Records excerpted from a collection
::::::::

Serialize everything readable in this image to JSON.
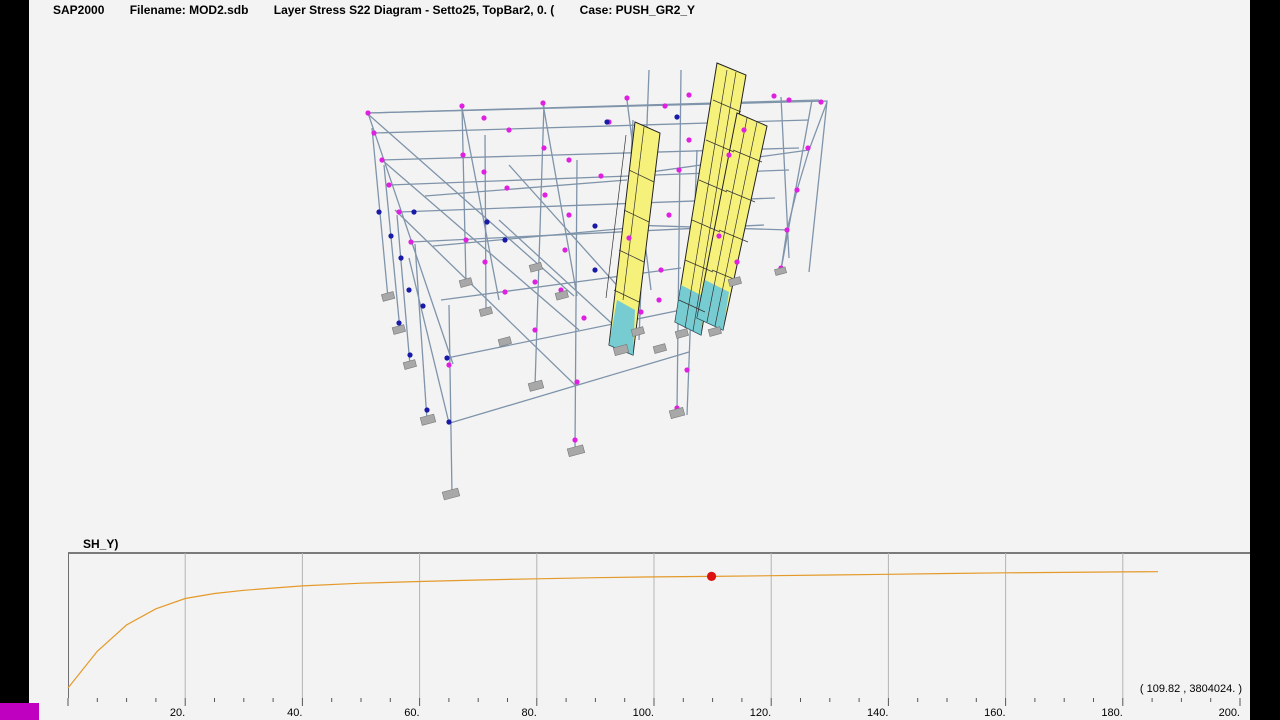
{
  "titlebar": {
    "program": "SAP2000",
    "filename": "Filename: MOD2.sdb",
    "diagram": "Layer Stress S22 Diagram - Setto25, TopBar2, 0.   (",
    "case": "Case: PUSH_GR2_Y"
  },
  "plot": {
    "title_fragment": "SH_Y)",
    "readout": "( 109.82 , 3804024. )",
    "x_tick_labels": [
      "20.",
      "40.",
      "60.",
      "80.",
      "100.",
      "120.",
      "140.",
      "160.",
      "180.",
      "200."
    ],
    "colors": {
      "curve": "#e49a2a",
      "marker": "#dd1111",
      "grid": "#b4b4b4",
      "progress": "#c000c0"
    }
  },
  "chart_data": {
    "type": "line",
    "title": "",
    "xlabel": "",
    "ylabel": "",
    "xlim": [
      0,
      200
    ],
    "x_ticks": [
      20,
      40,
      60,
      80,
      100,
      120,
      140,
      160,
      180,
      200
    ],
    "grid": true,
    "series": [
      {
        "x": [
          0,
          5,
          10,
          15,
          20,
          25,
          30,
          40,
          50,
          60,
          70,
          80,
          90,
          100,
          109.82,
          120,
          130,
          140,
          150,
          160,
          170,
          180,
          186
        ],
        "y": [
          0,
          1250000,
          2150000,
          2700000,
          3050000,
          3220000,
          3330000,
          3480000,
          3570000,
          3630000,
          3680000,
          3720000,
          3760000,
          3785000,
          3804024,
          3825000,
          3850000,
          3875000,
          3900000,
          3925000,
          3940000,
          3955000,
          3962000
        ]
      }
    ],
    "highlight_point": {
      "x": 109.82,
      "y": 3804024
    }
  },
  "model": {
    "colors": {
      "frame": "#7f94aa",
      "joint": "#e020e0",
      "hinge": "#1a1aa8",
      "wall_fill": "#f6f17a",
      "wall_grid": "#333333",
      "support": "#a8a8a8"
    }
  }
}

::::::::

## Objective
Skipping the pictures, transcribe each line above exactly as it appears.

## Correct response
Serialize everything readable in this image to JSON.
{
  "titlebar": {
    "program": "SAP2000",
    "filename": "Filename: MOD2.sdb",
    "diagram": "Layer Stress S22 Diagram - Setto25, TopBar2, 0.   (",
    "case": "Case: PUSH_GR2_Y"
  },
  "plot": {
    "title_fragment": "SH_Y)",
    "readout": "( 109.82 , 3804024. )",
    "x_tick_labels": [
      "20.",
      "40.",
      "60.",
      "80.",
      "100.",
      "120.",
      "140.",
      "160.",
      "180.",
      "200."
    ],
    "colors": {
      "curve": "#e49a2a",
      "marker": "#dd1111",
      "grid": "#b4b4b4",
      "progress": "#c000c0"
    }
  },
  "chart_data": {
    "type": "line",
    "title": "",
    "xlabel": "",
    "ylabel": "",
    "xlim": [
      0,
      200
    ],
    "x_ticks": [
      20,
      40,
      60,
      80,
      100,
      120,
      140,
      160,
      180,
      200
    ],
    "grid": true,
    "series": [
      {
        "x": [
          0,
          5,
          10,
          15,
          20,
          25,
          30,
          40,
          50,
          60,
          70,
          80,
          90,
          100,
          109.82,
          120,
          130,
          140,
          150,
          160,
          170,
          180,
          186
        ],
        "y": [
          0,
          1250000,
          2150000,
          2700000,
          3050000,
          3220000,
          3330000,
          3480000,
          3570000,
          3630000,
          3680000,
          3720000,
          3760000,
          3785000,
          3804024,
          3825000,
          3850000,
          3875000,
          3900000,
          3925000,
          3940000,
          3955000,
          3962000
        ]
      }
    ],
    "highlight_point": {
      "x": 109.82,
      "y": 3804024
    }
  },
  "model": {
    "colors": {
      "frame": "#7f94aa",
      "joint": "#e020e0",
      "hinge": "#1a1aa8",
      "wall_fill": "#f6f17a",
      "wall_grid": "#333333",
      "support": "#a8a8a8"
    }
  }
}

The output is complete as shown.